## Job
Return each line of the records holding the string "Komplet".

########################################

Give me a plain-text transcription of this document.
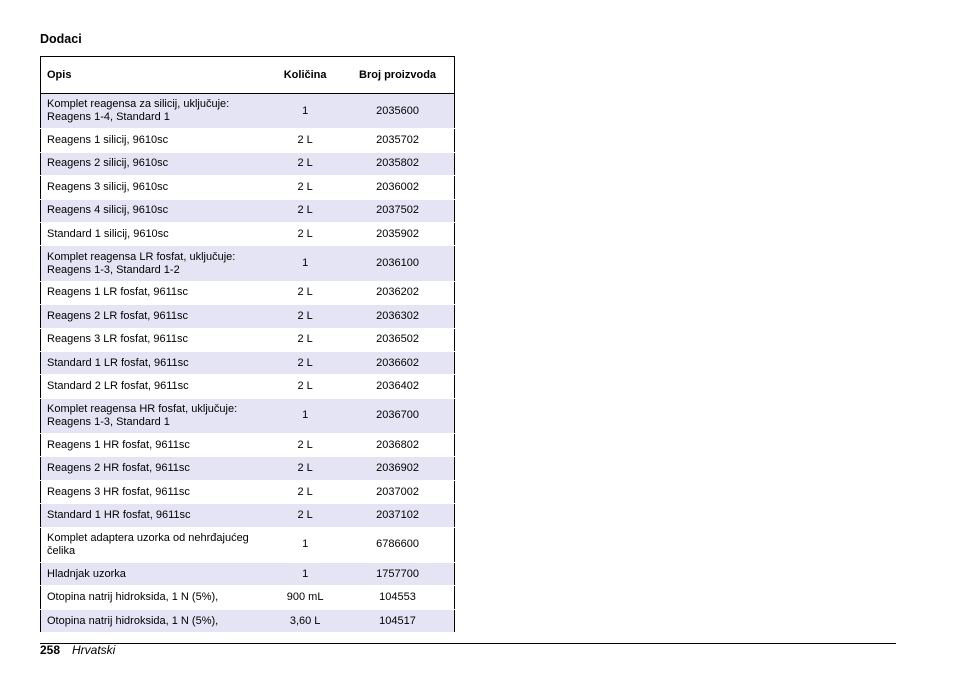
Dodaci
Opis	Količina	Broj proizvoda
Komplet reagensa za silicij, uključuje: Reagens 1-4, Standard 1	1	2035600
Reagens 1 silicij, 9610sc	2 L	2035702
Reagens 2 silicij, 9610sc	2 L	2035802
Reagens 3 silicij, 9610sc	2 L	2036002
Reagens 4 silicij, 9610sc	2 L	2037502
Standard 1 silicij, 9610sc	2 L	2035902
Komplet reagensa LR fosfat, uključuje: Reagens 1-3, Standard 1-2	1	2036100
Reagens 1 LR fosfat, 9611sc	2 L	2036202
Reagens 2 LR fosfat, 9611sc	2 L	2036302
Reagens 3 LR fosfat, 9611sc	2 L	2036502
Standard 1 LR fosfat, 9611sc	2 L	2036602
Standard 2 LR fosfat, 9611sc	2 L	2036402
Komplet reagensa HR fosfat, uključuje: Reagens 1-3, Standard 1	1	2036700
Reagens 1 HR fosfat, 9611sc	2 L	2036802
Reagens 2 HR fosfat, 9611sc	2 L	2036902
Reagens 3 HR fosfat, 9611sc	2 L	2037002
Standard 1 HR fosfat, 9611sc	2 L	2037102
Komplet adaptera uzorka od nehrđajućeg čelika	1	6786600
Hladnjak uzorka	1	1757700
Otopina natrij hidroksida, 1 N (5%),	900 mL	104553
Otopina natrij hidroksida, 1 N (5%),	3,60 L	104517
258 Hrvatski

########################################

## Completed task
Komplet reagensa za silicij, uključuje: Reagens 1-4, Standard 1	1	2035600
Komplet reagensa LR fosfat, uključuje: Reagens 1-3, Standard 1-2	1	2036100
Komplet reagensa HR fosfat, uključuje: Reagens 1-3, Standard 1	1	2036700
Komplet adaptera uzorka od nehrđajućeg čelika	1	6786600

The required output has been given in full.